REQUIRED TASK:
Output an exact reproduction of the data.

RECORDS TO USE:
** BEGIN **
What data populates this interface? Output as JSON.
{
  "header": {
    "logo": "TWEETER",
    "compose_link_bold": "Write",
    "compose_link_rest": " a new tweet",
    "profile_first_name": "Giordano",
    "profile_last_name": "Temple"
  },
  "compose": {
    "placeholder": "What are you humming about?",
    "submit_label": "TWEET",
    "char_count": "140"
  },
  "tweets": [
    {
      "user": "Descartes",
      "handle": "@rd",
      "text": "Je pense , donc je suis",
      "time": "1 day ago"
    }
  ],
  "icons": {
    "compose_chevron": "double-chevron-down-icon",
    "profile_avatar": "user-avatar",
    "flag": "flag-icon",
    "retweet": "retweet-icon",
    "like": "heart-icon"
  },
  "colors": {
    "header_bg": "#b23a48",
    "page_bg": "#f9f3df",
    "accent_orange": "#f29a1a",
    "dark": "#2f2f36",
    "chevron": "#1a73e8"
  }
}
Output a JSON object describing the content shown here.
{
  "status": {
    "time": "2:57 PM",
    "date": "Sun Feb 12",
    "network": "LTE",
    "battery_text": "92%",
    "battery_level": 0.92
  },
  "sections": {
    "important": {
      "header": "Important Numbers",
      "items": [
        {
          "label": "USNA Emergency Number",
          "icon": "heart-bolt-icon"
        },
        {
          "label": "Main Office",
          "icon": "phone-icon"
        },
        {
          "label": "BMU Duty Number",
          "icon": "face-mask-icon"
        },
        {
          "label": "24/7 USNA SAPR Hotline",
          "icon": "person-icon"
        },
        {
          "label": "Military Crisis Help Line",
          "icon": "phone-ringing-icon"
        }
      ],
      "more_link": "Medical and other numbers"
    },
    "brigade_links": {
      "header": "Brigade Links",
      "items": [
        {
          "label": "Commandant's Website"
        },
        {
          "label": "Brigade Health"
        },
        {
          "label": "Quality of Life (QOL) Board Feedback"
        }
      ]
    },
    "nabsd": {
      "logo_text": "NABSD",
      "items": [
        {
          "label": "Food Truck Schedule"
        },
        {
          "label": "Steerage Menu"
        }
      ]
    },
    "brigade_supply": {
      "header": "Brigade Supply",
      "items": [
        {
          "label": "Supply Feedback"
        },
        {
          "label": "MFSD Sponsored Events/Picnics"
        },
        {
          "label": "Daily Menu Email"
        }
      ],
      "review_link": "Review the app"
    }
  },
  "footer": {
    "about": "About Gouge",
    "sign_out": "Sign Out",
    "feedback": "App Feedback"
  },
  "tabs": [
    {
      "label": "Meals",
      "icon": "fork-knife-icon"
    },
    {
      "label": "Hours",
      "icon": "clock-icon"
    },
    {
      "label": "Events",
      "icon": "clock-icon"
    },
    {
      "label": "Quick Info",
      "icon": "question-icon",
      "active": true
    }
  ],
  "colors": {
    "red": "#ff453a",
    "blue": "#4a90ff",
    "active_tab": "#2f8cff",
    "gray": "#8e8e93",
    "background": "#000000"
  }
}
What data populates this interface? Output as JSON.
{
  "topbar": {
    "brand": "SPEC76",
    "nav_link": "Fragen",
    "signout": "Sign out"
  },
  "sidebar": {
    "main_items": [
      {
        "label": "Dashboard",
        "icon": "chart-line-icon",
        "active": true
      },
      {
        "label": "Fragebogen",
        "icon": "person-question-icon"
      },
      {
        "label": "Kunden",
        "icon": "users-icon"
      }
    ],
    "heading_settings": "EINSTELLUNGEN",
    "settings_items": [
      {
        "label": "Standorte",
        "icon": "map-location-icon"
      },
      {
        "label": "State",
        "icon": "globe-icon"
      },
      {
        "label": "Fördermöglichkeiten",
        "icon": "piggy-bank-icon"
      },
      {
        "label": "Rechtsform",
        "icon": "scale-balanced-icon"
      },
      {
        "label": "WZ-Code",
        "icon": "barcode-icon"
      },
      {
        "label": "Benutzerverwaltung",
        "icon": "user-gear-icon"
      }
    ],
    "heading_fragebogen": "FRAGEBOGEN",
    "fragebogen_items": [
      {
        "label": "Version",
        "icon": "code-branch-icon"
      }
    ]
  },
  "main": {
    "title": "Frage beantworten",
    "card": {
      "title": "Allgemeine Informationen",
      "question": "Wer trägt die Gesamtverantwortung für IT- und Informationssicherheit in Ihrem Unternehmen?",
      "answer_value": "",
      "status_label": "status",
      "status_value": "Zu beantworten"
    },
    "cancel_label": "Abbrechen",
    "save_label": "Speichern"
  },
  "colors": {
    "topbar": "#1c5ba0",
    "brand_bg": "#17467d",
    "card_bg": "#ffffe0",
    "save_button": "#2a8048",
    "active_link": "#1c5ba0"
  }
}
** END **
RESPONSE TO THIS EXERCISE:
What data populates this interface? Output as JSON.
{
  "header": {
    "logo": "TWEETER",
    "compose_link_bold": "Write",
    "compose_link_rest": " a new tweet",
    "profile_first_name": "Giordano",
    "profile_last_name": "Temple"
  },
  "compose": {
    "placeholder": "What are you humming about?",
    "submit_label": "TWEET",
    "char_count": "140"
  },
  "tweets": [
    {
      "user": "Descartes",
      "handle": "@rd",
      "text": "Je pense , donc je suis",
      "time": "1 day ago"
    }
  ],
  "icons": {
    "compose_chevron": "double-chevron-down-icon",
    "profile_avatar": "user-avatar",
    "flag": "flag-icon",
    "retweet": "retweet-icon",
    "like": "heart-icon"
  },
  "colors": {
    "header_bg": "#b23a48",
    "page_bg": "#f9f3df",
    "accent_orange": "#f29a1a",
    "dark": "#2f2f36",
    "chevron": "#1a73e8"
  }
}
Output a JSON object describing the content shown here.
{
  "status": {
    "time": "2:57 PM",
    "date": "Sun Feb 12",
    "network": "LTE",
    "battery_text": "92%",
    "battery_level": 0.92
  },
  "sections": {
    "important": {
      "header": "Important Numbers",
      "items": [
        {
          "label": "USNA Emergency Number",
          "icon": "heart-bolt-icon"
        },
        {
          "label": "Main Office",
          "icon": "phone-icon"
        },
        {
          "label": "BMU Duty Number",
          "icon": "face-mask-icon"
        },
        {
          "label": "24/7 USNA SAPR Hotline",
          "icon": "person-icon"
        },
        {
          "label": "Military Crisis Help Line",
          "icon": "phone-ringing-icon"
        }
      ],
      "more_link": "Medical and other numbers"
    },
    "brigade_links": {
      "header": "Brigade Links",
      "items": [
        {
          "label": "Commandant's Website"
        },
        {
          "label": "Brigade Health"
        },
        {
          "label": "Quality of Life (QOL) Board Feedback"
        }
      ]
    },
    "nabsd": {
      "logo_text": "NABSD",
      "items": [
        {
          "label": "Food Truck Schedule"
        },
        {
          "label": "Steerage Menu"
        }
      ]
    },
    "brigade_supply": {
      "header": "Brigade Supply",
      "items": [
        {
          "label": "Supply Feedback"
        },
        {
          "label": "MFSD Sponsored Events/Picnics"
        },
        {
          "label": "Daily Menu Email"
        }
      ],
      "review_link": "Review the app"
    }
  },
  "footer": {
    "about": "About Gouge",
    "sign_out": "Sign Out",
    "feedback": "App Feedback"
  },
  "tabs": [
    {
      "label": "Meals",
      "icon": "fork-knife-icon"
    },
    {
      "label": "Hours",
      "icon": "clock-icon"
    },
    {
      "label": "Events",
      "icon": "clock-icon"
    },
    {
      "label": "Quick Info",
      "icon": "question-icon",
      "active": true
    }
  ],
  "colors": {
    "red": "#ff453a",
    "blue": "#4a90ff",
    "active_tab": "#2f8cff",
    "gray": "#8e8e93",
    "background": "#000000"
  }
}
What data populates this interface? Output as JSON.
{
  "topbar": {
    "brand": "SPEC76",
    "nav_link": "Fragen",
    "signout": "Sign out"
  },
  "sidebar": {
    "main_items": [
      {
        "label": "Dashboard",
        "icon": "chart-line-icon",
        "active": true
      },
      {
        "label": "Fragebogen",
        "icon": "person-question-icon"
      },
      {
        "label": "Kunden",
        "icon": "users-icon"
      }
    ],
    "heading_settings": "EINSTELLUNGEN",
    "settings_items": [
      {
        "label": "Standorte",
        "icon": "map-location-icon"
      },
      {
        "label": "State",
        "icon": "globe-icon"
      },
      {
        "label": "Fördermöglichkeiten",
        "icon": "piggy-bank-icon"
      },
      {
        "label": "Rechtsform",
        "icon": "scale-balanced-icon"
      },
      {
        "label": "WZ-Code",
        "icon": "barcode-icon"
      },
      {
        "label": "Benutzerverwaltung",
        "icon": "user-gear-icon"
      }
    ],
    "heading_fragebogen": "FRAGEBOGEN",
    "fragebogen_items": [
      {
        "label": "Version",
        "icon": "code-branch-icon"
      }
    ]
  },
  "main": {
    "title": "Frage beantworten",
    "card": {
      "title": "Allgemeine Informationen",
      "question": "Wer trägt die Gesamtverantwortung für IT- und Informationssicherheit in Ihrem Unternehmen?",
      "answer_value": "",
      "status_label": "status",
      "status_value": "Zu beantworten"
    },
    "cancel_label": "Abbrechen",
    "save_label": "Speichern"
  },
  "colors": {
    "topbar": "#1c5ba0",
    "brand_bg": "#17467d",
    "card_bg": "#ffffe0",
    "save_button": "#2a8048",
    "active_link": "#1c5ba0"
  }
}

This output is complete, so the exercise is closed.